(Beginning of PAGE TEXT)
Video shows men who have attended Gibson’s Patriot Prayer rallies, and who arrived at the bar in his company, exchanging pepper spray with bar patrons, striking people with batons and fighting.

Gibson claimed the charges were “completely political. This is Ted Wheeler doing everything he can because he’s been caught.” He accused Wheeler, a Democrat, of “coordinating with” and “protecting” anti-fascist demonstrators, a refrain in his speeches since 2017.

Gibson’s attorney, Multnomah county Republican chair James Buchal, said the charges were “part and parcel of the dishonest campaign by Portland leaders to blame out-of-town demonstrators for violence that began and persists because antifa wants to shut down any rightwing demonstrations in Portland”.

Asked via email if he thought the charges were timed in relation to the planned Saturday rally, Buchal answered: “Yes.”

Gibson was bailed out of Multnomah county jail overnight. On Saturday, as around 500 people gathered for the “End Domestic Terrorism” rally in a riverside park, he was in attendance, waving an oversized American flag.
(End of PAGE TEXT)
ASSIGNED TASK 1 — Copy word for word the part of the Gibson article from "Asked via email" up to and including "oversized American flag.".
ASSIGNED TASK 2 — List each thing the video in the Gibson article shows the men doing.
The records after this point aren't needed for any of the work here.
(Beginning of INFORMATION)
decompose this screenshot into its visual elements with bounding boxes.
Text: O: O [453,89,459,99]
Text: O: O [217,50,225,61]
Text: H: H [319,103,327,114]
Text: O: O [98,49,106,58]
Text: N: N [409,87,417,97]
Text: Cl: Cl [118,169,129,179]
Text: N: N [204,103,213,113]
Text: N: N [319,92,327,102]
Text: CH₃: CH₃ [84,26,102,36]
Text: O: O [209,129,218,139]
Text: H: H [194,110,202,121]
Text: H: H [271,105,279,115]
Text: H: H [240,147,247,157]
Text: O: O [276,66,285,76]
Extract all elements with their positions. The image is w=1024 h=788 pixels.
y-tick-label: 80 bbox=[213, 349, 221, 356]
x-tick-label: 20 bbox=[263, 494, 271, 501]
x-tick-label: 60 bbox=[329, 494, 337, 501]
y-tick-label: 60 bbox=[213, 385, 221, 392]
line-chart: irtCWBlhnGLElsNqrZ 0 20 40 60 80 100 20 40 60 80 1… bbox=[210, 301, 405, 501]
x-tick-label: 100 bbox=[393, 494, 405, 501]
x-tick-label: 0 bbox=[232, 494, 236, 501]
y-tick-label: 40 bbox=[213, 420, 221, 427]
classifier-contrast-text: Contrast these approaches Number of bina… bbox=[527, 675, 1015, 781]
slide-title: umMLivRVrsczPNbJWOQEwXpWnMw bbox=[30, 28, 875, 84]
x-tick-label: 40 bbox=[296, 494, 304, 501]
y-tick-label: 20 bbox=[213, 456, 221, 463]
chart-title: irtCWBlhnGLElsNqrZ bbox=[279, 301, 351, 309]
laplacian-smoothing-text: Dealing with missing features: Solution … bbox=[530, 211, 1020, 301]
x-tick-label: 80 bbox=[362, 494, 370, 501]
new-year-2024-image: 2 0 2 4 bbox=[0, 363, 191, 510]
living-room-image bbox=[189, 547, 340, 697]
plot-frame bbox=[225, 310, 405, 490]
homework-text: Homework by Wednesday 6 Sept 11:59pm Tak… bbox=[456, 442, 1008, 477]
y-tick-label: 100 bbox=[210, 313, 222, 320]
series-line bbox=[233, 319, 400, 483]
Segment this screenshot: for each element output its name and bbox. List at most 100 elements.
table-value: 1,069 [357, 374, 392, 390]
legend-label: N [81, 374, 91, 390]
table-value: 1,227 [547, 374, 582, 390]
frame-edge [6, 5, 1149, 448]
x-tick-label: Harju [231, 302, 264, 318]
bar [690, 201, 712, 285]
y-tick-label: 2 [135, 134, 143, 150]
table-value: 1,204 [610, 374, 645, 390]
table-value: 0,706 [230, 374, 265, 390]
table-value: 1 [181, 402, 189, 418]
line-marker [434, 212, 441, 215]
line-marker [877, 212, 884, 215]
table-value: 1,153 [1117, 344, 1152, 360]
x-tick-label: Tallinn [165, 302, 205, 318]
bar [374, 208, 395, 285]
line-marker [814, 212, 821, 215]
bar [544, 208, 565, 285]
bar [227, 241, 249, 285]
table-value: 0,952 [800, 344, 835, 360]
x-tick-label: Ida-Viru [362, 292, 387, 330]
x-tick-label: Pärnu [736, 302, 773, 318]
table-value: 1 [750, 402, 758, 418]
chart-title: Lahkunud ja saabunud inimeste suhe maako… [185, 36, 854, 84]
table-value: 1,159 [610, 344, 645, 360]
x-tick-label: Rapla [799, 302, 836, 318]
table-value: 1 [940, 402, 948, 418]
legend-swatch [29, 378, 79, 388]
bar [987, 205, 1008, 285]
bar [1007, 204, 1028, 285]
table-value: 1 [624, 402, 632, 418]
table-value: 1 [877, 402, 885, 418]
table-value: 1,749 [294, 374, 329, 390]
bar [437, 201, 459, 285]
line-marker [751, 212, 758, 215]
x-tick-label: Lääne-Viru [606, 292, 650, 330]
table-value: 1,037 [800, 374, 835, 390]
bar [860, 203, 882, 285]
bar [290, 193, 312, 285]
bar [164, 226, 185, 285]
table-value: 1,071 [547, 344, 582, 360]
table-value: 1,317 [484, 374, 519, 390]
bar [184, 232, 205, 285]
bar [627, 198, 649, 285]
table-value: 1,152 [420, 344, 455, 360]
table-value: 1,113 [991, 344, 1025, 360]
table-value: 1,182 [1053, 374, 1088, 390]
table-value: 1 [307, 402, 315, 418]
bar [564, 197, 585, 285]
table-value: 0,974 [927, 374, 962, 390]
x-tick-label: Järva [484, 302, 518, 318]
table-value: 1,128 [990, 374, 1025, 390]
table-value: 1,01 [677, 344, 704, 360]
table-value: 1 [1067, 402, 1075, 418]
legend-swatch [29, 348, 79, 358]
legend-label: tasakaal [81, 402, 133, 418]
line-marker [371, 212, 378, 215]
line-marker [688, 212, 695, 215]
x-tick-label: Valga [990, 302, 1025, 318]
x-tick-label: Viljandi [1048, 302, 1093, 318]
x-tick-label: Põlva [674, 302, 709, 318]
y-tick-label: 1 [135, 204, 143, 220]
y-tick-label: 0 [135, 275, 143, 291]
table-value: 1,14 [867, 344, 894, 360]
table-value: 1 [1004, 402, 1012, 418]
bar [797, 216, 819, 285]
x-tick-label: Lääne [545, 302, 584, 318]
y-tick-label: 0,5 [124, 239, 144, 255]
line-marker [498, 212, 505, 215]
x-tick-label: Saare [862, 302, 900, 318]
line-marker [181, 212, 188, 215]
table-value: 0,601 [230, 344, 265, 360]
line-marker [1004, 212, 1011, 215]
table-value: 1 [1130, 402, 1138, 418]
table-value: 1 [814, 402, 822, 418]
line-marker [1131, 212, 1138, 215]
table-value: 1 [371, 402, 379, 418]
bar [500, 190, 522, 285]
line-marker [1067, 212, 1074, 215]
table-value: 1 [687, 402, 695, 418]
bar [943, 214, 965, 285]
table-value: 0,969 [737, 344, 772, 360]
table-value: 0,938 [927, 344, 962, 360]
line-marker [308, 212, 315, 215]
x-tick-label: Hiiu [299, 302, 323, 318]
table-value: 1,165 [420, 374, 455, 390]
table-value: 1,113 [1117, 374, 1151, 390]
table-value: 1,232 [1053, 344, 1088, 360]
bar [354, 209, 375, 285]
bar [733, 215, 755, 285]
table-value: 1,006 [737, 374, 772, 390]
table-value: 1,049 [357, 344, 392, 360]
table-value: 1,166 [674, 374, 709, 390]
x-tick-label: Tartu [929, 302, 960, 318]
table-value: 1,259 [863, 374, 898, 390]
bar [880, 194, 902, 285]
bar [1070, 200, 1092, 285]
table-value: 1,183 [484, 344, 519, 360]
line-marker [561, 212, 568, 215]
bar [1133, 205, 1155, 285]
(End of INFORMATION)
WRITTEN ANSWER 1 —
Asked via email if he thought the charges were timed in relation to the planned Saturday rally, Buchal answered: “Yes.”

Gibson was bailed out of Multnomah county jail overnight. On Saturday, as around 500 people gathered for the “End Domestic Terrorism” rally in a riverside park, he was in attendance, waving an oversized American flag.

WRITTEN ANSWER 2 —
- Exchanging pepper spray with bar patrons
- Striking people with batons
- Fighting